**WHAT YOU HAVE TO DO:**
Copy out every line from the start of the entries up to and including the line that contains "bar (39, 132, 194, 200)", keeping each one unchanged.

**EXCERPTED RECORDS:**
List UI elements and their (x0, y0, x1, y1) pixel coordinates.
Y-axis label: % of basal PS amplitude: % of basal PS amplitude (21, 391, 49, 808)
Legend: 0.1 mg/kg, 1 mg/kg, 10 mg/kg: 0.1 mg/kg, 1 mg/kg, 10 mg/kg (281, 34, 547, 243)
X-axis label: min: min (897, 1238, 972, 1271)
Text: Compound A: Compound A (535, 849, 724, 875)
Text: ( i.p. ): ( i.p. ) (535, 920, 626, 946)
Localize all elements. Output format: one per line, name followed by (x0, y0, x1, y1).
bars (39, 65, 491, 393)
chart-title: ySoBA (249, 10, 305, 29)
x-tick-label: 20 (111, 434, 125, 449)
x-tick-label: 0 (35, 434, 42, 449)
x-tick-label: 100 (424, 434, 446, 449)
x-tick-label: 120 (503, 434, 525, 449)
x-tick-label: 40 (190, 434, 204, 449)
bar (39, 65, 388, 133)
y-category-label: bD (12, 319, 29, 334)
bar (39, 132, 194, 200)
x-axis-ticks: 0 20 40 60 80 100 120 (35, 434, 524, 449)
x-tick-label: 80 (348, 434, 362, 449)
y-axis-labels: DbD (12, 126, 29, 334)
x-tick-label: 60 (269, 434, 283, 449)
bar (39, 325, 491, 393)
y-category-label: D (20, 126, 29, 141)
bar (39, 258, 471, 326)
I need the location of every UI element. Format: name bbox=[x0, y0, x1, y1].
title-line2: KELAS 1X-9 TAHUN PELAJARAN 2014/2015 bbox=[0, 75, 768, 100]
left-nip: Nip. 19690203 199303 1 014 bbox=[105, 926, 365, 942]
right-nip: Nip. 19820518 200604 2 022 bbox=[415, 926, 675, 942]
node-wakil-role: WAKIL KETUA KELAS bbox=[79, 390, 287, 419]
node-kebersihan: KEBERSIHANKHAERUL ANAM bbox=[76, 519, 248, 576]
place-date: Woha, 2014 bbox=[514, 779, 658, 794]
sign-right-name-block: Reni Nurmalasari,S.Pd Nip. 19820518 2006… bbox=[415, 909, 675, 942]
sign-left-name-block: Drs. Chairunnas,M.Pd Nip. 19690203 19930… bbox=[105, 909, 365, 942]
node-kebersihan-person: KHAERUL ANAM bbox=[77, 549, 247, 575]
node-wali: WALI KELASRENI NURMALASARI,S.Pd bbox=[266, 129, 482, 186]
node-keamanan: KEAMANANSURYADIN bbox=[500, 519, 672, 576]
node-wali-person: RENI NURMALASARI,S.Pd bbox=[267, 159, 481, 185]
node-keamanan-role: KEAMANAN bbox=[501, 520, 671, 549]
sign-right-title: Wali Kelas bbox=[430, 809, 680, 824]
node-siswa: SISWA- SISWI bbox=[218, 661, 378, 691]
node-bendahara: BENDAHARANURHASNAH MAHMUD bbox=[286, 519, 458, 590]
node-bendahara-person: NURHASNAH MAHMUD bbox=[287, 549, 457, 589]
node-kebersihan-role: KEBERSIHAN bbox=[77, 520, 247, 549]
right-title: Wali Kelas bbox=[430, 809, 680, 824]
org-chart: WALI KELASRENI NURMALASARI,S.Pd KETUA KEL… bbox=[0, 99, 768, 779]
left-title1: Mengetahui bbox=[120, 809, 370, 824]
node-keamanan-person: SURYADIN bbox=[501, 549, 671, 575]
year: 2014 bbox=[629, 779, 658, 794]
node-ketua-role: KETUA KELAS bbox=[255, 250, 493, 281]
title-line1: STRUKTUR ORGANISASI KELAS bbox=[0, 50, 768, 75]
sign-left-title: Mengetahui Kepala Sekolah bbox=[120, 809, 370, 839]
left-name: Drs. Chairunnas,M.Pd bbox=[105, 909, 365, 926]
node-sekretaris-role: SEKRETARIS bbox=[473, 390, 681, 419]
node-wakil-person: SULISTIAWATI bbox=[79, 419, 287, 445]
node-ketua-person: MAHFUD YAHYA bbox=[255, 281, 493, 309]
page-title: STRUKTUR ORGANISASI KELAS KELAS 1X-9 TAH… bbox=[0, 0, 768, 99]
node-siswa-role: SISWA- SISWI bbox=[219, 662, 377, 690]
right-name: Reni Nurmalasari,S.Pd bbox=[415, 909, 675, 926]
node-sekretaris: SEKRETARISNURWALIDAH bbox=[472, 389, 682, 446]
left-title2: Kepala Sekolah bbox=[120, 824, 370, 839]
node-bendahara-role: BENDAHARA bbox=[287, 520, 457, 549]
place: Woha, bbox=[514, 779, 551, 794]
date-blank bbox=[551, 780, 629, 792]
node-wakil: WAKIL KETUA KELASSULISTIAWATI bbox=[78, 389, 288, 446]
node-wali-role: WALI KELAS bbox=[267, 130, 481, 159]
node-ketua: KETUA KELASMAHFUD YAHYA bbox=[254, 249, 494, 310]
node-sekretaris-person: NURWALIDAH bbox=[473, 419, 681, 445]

**SOLUTION FOR THIS TASK:**
List UI elements and their (x0, y0, x1, y1) pixel coordinates.
Y-axis label: % of basal PS amplitude: % of basal PS amplitude (21, 391, 49, 808)
Legend: 0.1 mg/kg, 1 mg/kg, 10 mg/kg: 0.1 mg/kg, 1 mg/kg, 10 mg/kg (281, 34, 547, 243)
X-axis label: min: min (897, 1238, 972, 1271)
Text: Compound A: Compound A (535, 849, 724, 875)
Text: ( i.p. ): ( i.p. ) (535, 920, 626, 946)
Localize all elements. Output format: one per line, name followed by (x0, y0, x1, y1).
bars (39, 65, 491, 393)
chart-title: ySoBA (249, 10, 305, 29)
x-tick-label: 20 (111, 434, 125, 449)
x-tick-label: 0 (35, 434, 42, 449)
x-tick-label: 100 (424, 434, 446, 449)
x-tick-label: 120 (503, 434, 525, 449)
x-tick-label: 40 (190, 434, 204, 449)
bar (39, 65, 388, 133)
y-category-label: bD (12, 319, 29, 334)
bar (39, 132, 194, 200)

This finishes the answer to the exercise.